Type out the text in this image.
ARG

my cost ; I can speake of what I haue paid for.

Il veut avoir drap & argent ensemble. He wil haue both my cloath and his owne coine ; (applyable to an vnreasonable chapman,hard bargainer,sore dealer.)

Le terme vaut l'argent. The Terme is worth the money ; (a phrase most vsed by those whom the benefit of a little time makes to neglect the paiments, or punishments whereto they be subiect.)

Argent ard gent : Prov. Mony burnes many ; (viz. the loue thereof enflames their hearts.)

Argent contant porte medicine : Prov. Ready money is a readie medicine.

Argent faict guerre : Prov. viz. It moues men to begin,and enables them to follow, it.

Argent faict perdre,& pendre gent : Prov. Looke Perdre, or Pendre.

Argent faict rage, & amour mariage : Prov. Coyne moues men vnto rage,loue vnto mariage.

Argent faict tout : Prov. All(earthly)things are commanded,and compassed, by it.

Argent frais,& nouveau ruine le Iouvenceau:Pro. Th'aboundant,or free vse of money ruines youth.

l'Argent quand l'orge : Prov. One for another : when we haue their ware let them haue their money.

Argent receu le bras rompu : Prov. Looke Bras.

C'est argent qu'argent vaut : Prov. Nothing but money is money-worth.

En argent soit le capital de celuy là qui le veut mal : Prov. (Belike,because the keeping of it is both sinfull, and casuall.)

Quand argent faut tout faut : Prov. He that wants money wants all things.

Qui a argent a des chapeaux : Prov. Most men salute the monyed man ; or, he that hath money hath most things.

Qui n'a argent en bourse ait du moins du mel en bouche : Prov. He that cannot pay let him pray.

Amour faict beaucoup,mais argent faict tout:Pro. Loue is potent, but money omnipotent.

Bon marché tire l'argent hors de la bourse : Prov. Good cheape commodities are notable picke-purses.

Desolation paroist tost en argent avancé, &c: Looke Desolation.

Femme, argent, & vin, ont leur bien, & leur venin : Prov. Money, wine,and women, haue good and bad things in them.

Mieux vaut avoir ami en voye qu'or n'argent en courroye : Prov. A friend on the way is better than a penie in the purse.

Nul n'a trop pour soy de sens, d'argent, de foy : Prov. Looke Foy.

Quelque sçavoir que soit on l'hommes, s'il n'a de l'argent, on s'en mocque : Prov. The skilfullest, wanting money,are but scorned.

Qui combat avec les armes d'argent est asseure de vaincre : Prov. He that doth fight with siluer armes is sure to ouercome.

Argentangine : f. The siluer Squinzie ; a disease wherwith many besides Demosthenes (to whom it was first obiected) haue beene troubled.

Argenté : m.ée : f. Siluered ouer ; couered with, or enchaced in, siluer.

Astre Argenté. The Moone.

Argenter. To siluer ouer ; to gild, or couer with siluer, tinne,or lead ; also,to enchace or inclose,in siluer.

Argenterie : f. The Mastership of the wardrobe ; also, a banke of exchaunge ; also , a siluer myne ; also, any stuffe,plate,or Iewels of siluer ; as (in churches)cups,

* * * *

■ **EXERCISE TASK**
Write out the data again, exactly and in full.

■ **RESULT FOR THIS TASK**
Type out the text in this image.
ARG

my cost ; I can speake of what I haue paid for.

Il veut avoir drap & argent ensemble. He wil haue both my cloath and his owne coine ; (applyable to an vnreasonable chapman,hard bargainer,sore dealer.)

Le terme vaut l'argent. The Terme is worth the money ; (a phrase most vsed by those whom the benefit of a little time makes to neglect the paiments, or punishments whereto they be subiect.)

Argent ard gent : Prov. Mony burnes many ; (viz. the loue thereof enflames their hearts.)

Argent contant porte medicine : Prov. Ready money is a readie medicine.

Argent faict guerre : Prov. viz. It moues men to begin,and enables them to follow, it.

Argent faict perdre,& pendre gent : Prov. Looke Perdre, or Pendre.

Argent faict rage, & amour mariage : Prov. Coyne moues men vnto rage,loue vnto mariage.

Argent faict tout : Prov. All(earthly)things are commanded,and compassed, by it.

Argent frais,& nouveau ruine le Iouvenceau:Pro. Th'aboundant,or free vse of money ruines youth.

l'Argent quand l'orge : Prov. One for another : when we haue their ware let them haue their money.

Argent receu le bras rompu : Prov. Looke Bras.

C'est argent qu'argent vaut : Prov. Nothing but money is money-worth.

En argent soit le capital de celuy là qui le veut mal : Prov. (Belike,because the keeping of it is both sinfull, and casuall.)

Quand argent faut tout faut : Prov. He that wants money wants all things.

Qui a argent a des chapeaux : Prov. Most men salute the monyed man ; or, he that hath money hath most things.

Qui n'a argent en bourse ait du moins du mel en bouche : Prov. He that cannot pay let him pray.

Amour faict beaucoup,mais argent faict tout:Pro. Loue is potent, but money omnipotent.

Bon marché tire l'argent hors de la bourse : Prov. Good cheape commodities are notable picke-purses.

Desolation paroist tost en argent avancé, &c: Looke Desolation.

Femme, argent, & vin, ont leur bien, & leur venin : Prov. Money, wine,and women, haue good and bad things in them.

Mieux vaut avoir ami en voye qu'or n'argent en courroye : Prov. A friend on the way is better than a penie in the purse.

Nul n'a trop pour soy de sens, d'argent, de foy : Prov. Looke Foy.

Quelque sçavoir que soit on l'hommes, s'il n'a de l'argent, on s'en mocque : Prov. The skilfullest, wanting money,are but scorned.

Qui combat avec les armes d'argent est asseure de vaincre : Prov. He that doth fight with siluer armes is sure to ouercome.

Argentangine : f. The siluer Squinzie ; a disease wherwith many besides Demosthenes (to whom it was first obiected) haue beene troubled.

Argenté : m.ée : f. Siluered ouer ; couered with, or enchaced in, siluer.

Astre Argenté. The Moone.

Argenter. To siluer ouer ; to gild, or couer with siluer, tinne,or lead ; also,to enchace or inclose,in siluer.

Argenterie : f. The Mastership of the wardrobe ; also, a banke of exchaunge ; also , a siluer myne ; also, any stuffe,plate,or Iewels of siluer ; as (in churches)cups,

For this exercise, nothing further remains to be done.